# start of Data for this task

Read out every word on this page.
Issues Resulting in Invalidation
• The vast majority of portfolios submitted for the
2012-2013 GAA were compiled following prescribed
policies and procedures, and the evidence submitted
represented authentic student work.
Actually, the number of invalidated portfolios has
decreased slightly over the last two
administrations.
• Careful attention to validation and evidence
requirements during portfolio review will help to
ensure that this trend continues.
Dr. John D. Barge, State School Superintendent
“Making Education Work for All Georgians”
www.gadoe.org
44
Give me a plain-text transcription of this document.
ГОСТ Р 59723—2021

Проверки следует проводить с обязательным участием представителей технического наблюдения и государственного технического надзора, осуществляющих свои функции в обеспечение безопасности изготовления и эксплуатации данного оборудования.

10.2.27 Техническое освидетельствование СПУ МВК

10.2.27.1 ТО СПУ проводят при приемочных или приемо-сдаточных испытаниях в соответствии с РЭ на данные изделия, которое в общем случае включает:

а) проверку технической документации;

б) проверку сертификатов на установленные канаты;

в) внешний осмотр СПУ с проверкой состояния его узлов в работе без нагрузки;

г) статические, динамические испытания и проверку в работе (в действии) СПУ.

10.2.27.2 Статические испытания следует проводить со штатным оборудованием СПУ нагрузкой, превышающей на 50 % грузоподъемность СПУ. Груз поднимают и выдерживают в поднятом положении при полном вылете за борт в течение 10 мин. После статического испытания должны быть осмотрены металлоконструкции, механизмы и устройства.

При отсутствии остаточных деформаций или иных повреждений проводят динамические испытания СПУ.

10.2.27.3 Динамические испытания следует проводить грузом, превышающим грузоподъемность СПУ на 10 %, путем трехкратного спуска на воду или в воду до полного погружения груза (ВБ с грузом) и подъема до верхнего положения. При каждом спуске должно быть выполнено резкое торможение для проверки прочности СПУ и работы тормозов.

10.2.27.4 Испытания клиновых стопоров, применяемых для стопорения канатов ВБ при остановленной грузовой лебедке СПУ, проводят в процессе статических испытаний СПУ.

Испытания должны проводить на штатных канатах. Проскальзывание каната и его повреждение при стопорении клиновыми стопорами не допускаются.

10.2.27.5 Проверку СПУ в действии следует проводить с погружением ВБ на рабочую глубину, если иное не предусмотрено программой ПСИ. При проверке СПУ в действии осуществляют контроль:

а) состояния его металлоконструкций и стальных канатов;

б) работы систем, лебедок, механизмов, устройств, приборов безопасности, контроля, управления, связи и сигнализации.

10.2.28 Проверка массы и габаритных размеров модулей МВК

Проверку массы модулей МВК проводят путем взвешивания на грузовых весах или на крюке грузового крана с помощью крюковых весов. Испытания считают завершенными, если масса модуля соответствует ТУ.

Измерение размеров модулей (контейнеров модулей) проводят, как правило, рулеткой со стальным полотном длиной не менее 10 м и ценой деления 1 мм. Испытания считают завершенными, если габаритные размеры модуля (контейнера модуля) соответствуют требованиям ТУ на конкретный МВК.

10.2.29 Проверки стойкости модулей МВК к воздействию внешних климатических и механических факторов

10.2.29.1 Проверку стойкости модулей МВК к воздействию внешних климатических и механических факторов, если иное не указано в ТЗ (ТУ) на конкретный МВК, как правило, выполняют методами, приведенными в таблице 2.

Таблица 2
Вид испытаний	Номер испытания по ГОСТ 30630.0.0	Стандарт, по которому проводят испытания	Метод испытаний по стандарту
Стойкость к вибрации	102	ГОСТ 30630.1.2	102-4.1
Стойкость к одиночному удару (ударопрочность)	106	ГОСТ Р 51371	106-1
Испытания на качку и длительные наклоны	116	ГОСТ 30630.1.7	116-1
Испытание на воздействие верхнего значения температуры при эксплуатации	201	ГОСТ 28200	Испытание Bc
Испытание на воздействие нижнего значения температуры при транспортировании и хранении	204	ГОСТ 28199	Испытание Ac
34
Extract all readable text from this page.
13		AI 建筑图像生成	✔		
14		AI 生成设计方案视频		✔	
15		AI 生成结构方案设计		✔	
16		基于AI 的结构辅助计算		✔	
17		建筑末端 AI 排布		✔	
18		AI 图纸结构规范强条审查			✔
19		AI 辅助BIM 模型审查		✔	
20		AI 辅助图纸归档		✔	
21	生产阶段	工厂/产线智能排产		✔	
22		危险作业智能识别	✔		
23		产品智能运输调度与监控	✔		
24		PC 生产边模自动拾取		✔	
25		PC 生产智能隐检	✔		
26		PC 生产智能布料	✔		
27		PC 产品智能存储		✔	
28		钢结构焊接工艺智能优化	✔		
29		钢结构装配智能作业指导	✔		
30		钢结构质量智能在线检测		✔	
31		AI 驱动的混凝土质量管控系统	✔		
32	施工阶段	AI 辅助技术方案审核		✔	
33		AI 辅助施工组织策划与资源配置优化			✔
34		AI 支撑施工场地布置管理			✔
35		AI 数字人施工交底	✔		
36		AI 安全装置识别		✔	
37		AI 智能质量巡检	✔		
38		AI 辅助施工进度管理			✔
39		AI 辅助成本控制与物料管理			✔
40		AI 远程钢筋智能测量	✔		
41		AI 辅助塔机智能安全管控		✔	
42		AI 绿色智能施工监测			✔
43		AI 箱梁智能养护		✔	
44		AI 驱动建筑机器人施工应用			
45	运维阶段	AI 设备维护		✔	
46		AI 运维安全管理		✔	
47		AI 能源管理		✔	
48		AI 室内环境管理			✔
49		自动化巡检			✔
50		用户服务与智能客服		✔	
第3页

# end of Data for this task

— What is required —
Filter out every line that lacks the word "submitted", and copy the rest.

— Right answer —
• The vast majority of portfolios submitted for the
policies and procedures, and the evidence submitted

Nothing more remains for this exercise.